**TASK DESCRIPTION:**
Make an exact transcription of the material, leaving out all images.

** Start **

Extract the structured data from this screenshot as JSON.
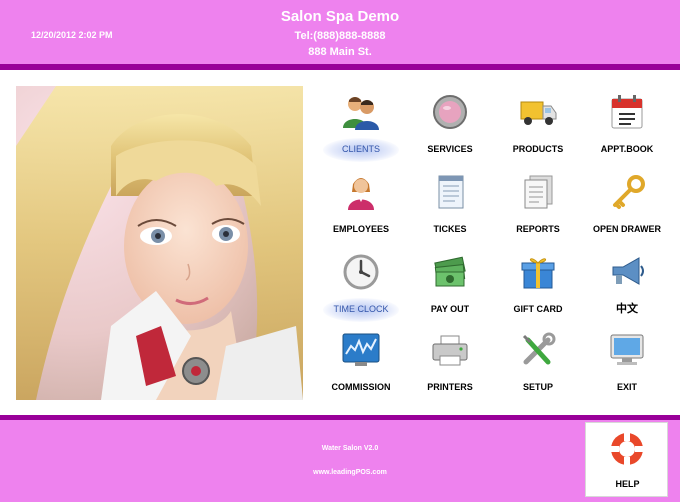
{
  "header": {
    "datetime": "12/20/2012 2:02 PM",
    "store_name": "Salon Spa Demo",
    "phone": "Tel:(888)888-8888",
    "address": "888 Main St."
  },
  "menu": [
    {
      "label": "CLIENTS",
      "icon": "clients-icon",
      "selected": true
    },
    {
      "label": "SERVICES",
      "icon": "compact-mirror-icon"
    },
    {
      "label": "PRODUCTS",
      "icon": "delivery-truck-icon"
    },
    {
      "label": "APPT.BOOK",
      "icon": "calendar-icon"
    },
    {
      "label": "EMPLOYEES",
      "icon": "employee-icon"
    },
    {
      "label": "TICKES",
      "icon": "notepad-icon"
    },
    {
      "label": "REPORTS",
      "icon": "report-document-icon"
    },
    {
      "label": "OPEN DRAWER",
      "icon": "key-icon"
    },
    {
      "label": "TIME CLOCK",
      "icon": "clock-icon",
      "selected": true
    },
    {
      "label": "PAY OUT",
      "icon": "money-icon"
    },
    {
      "label": "GIFT CARD",
      "icon": "gift-box-icon"
    },
    {
      "label": "中文",
      "icon": "megaphone-icon"
    },
    {
      "label": "COMMISSION",
      "icon": "chart-monitor-icon"
    },
    {
      "label": "PRINTERS",
      "icon": "printer-icon"
    },
    {
      "label": "SETUP",
      "icon": "tools-icon"
    },
    {
      "label": "EXIT",
      "icon": "computer-icon"
    }
  ],
  "footer": {
    "version": "Water Salon V2.0",
    "website": "www.leadingPOS.com",
    "help_label": "HELP",
    "help_icon": "lifebuoy-icon"
  },
  "colors": {
    "header_bg": "#ee82ee",
    "divider": "#990099",
    "selected_label": "#3355aa"
  }
}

** End **

**ANSWER TO THIS PROBLEM:**
Extract the structured data from this screenshot as JSON.
{
  "header": {
    "datetime": "12/20/2012 2:02 PM",
    "store_name": "Salon Spa Demo",
    "phone": "Tel:(888)888-8888",
    "address": "888 Main St."
  },
  "menu": [
    {
      "label": "CLIENTS",
      "icon": "clients-icon",
      "selected": true
    },
    {
      "label": "SERVICES",
      "icon": "compact-mirror-icon"
    },
    {
      "label": "PRODUCTS",
      "icon": "delivery-truck-icon"
    },
    {
      "label": "APPT.BOOK",
      "icon": "calendar-icon"
    },
    {
      "label": "EMPLOYEES",
      "icon": "employee-icon"
    },
    {
      "label": "TICKES",
      "icon": "notepad-icon"
    },
    {
      "label": "REPORTS",
      "icon": "report-document-icon"
    },
    {
      "label": "OPEN DRAWER",
      "icon": "key-icon"
    },
    {
      "label": "TIME CLOCK",
      "icon": "clock-icon",
      "selected": true
    },
    {
      "label": "PAY OUT",
      "icon": "money-icon"
    },
    {
      "label": "GIFT CARD",
      "icon": "gift-box-icon"
    },
    {
      "label": "中文",
      "icon": "megaphone-icon"
    },
    {
      "label": "COMMISSION",
      "icon": "chart-monitor-icon"
    },
    {
      "label": "PRINTERS",
      "icon": "printer-icon"
    },
    {
      "label": "SETUP",
      "icon": "tools-icon"
    },
    {
      "label": "EXIT",
      "icon": "computer-icon"
    }
  ],
  "footer": {
    "version": "Water Salon V2.0",
    "website": "www.leadingPOS.com",
    "help_label": "HELP",
    "help_icon": "lifebuoy-icon"
  },
  "colors": {
    "header_bg": "#ee82ee",
    "divider": "#990099",
    "selected_label": "#3355aa"
  }
}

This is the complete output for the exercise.